## Raw data
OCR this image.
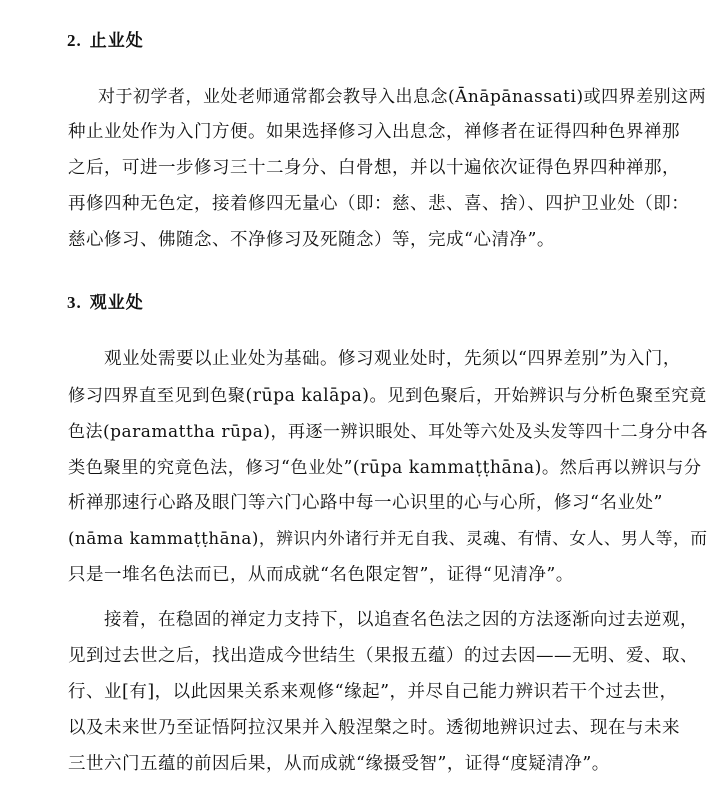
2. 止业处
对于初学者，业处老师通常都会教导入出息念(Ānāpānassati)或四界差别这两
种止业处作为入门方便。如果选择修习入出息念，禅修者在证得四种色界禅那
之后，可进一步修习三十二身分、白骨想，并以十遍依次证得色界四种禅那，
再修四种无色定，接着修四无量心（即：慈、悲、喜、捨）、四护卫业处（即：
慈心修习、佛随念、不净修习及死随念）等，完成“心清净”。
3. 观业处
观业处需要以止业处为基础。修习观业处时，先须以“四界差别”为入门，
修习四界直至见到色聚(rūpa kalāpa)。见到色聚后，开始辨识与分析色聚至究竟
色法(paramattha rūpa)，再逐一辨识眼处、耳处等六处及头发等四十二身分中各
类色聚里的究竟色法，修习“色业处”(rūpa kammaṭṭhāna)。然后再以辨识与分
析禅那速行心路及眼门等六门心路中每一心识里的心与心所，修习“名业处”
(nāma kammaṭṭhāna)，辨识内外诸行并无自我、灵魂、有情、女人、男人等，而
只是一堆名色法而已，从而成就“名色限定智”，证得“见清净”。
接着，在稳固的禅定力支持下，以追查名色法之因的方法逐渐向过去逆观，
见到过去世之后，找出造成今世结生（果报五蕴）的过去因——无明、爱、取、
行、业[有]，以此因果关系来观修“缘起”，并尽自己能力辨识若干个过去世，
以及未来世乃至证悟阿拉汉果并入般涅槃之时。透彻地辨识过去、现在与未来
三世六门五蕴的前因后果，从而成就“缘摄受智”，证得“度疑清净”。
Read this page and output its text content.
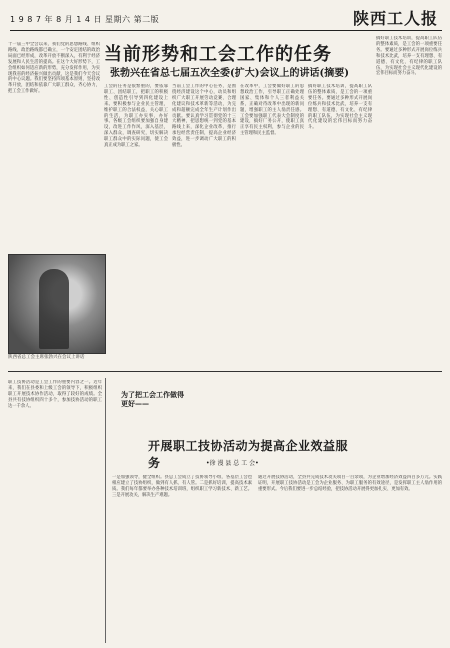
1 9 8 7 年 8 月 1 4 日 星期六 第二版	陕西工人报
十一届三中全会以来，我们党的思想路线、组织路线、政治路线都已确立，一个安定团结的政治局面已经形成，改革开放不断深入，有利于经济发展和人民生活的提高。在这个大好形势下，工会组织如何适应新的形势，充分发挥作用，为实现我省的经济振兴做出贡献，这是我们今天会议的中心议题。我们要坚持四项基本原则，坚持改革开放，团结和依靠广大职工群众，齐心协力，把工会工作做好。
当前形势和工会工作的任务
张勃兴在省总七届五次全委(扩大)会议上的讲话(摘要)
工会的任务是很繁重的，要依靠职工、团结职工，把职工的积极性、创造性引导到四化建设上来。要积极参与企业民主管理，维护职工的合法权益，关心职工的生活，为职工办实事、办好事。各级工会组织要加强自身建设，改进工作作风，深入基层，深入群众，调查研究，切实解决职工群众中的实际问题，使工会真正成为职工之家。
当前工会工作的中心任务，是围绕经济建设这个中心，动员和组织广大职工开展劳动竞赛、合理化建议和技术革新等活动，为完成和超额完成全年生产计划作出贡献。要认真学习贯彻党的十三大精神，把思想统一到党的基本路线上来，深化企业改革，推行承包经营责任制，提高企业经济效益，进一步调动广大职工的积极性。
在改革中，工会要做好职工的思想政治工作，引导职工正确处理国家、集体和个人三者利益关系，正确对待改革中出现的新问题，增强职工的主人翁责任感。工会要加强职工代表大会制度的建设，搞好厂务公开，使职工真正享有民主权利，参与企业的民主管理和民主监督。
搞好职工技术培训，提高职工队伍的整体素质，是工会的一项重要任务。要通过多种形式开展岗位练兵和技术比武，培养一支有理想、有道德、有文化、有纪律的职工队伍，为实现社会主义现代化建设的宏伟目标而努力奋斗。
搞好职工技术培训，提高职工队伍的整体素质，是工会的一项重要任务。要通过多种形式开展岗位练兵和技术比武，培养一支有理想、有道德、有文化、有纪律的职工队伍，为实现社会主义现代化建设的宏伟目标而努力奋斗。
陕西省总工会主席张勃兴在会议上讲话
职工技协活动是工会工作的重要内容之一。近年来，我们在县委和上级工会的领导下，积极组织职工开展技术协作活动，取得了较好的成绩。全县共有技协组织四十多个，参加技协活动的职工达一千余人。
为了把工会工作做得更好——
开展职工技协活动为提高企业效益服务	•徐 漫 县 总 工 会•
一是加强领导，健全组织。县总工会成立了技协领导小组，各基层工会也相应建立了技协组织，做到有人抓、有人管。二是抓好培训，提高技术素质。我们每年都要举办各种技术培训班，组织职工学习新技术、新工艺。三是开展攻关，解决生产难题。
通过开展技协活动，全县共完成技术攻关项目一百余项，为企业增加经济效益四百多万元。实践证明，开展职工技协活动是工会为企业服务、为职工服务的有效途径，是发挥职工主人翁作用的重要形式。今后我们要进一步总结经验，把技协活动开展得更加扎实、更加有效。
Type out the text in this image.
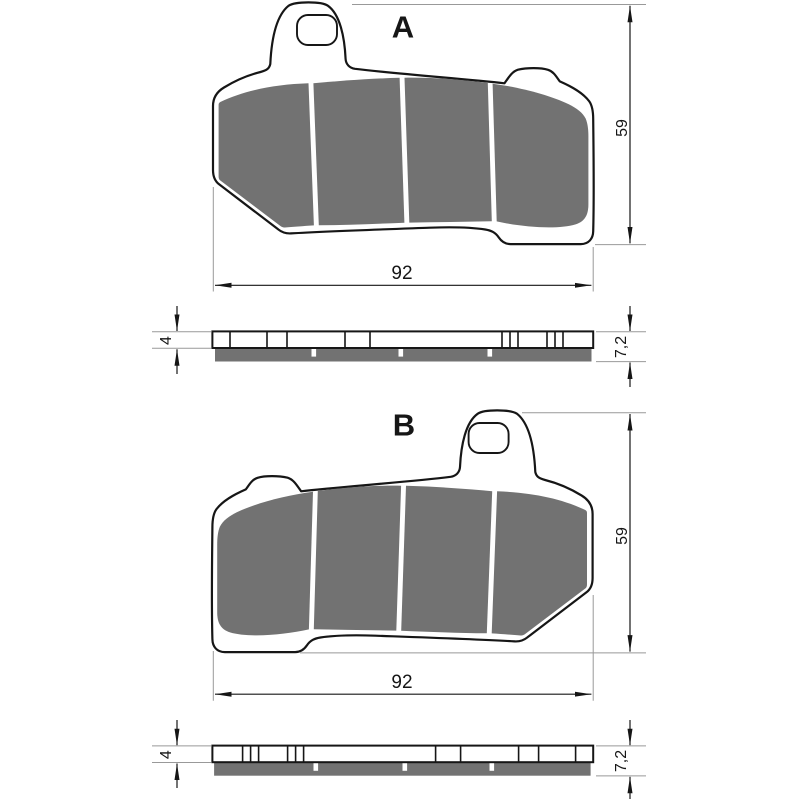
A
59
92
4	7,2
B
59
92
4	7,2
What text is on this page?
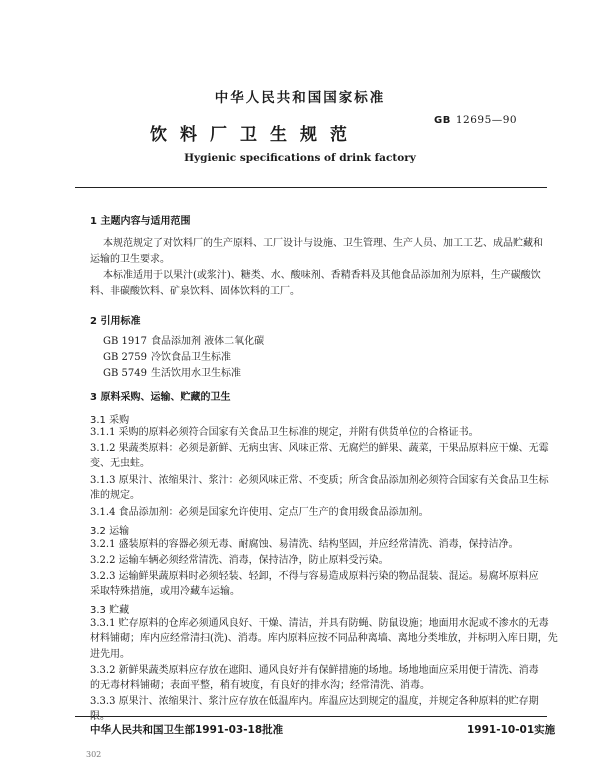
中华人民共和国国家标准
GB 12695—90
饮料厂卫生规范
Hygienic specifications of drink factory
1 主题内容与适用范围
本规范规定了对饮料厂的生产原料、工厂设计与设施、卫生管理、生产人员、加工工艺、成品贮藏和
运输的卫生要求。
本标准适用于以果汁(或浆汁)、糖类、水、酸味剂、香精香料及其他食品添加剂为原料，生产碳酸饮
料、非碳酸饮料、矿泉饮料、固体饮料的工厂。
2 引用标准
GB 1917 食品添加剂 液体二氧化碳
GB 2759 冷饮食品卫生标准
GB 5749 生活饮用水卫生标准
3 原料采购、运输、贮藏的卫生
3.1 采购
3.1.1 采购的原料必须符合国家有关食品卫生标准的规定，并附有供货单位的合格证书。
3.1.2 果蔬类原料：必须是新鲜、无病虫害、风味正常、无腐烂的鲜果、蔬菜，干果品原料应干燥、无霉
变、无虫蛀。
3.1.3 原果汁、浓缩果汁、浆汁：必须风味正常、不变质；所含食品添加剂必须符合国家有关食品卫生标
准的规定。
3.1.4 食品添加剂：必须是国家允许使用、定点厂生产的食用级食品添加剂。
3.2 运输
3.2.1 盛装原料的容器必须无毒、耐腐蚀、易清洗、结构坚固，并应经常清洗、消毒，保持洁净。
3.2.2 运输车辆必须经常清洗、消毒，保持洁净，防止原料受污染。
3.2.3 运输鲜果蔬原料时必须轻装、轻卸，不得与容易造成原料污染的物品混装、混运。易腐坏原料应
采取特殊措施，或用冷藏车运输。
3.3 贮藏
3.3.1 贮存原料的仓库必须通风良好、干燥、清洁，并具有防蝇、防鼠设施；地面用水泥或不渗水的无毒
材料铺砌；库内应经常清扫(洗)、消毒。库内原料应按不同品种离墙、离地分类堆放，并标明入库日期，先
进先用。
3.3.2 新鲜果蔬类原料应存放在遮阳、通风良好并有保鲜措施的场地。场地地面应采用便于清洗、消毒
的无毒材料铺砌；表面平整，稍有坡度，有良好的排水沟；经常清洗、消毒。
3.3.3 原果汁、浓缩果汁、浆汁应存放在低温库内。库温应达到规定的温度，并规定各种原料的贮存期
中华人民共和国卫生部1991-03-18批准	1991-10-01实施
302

## Exercise objective
Search the listing above for the string "page". Copy every line that contains it.

## Final answer
Read this page and output its text content.
What text is on this page?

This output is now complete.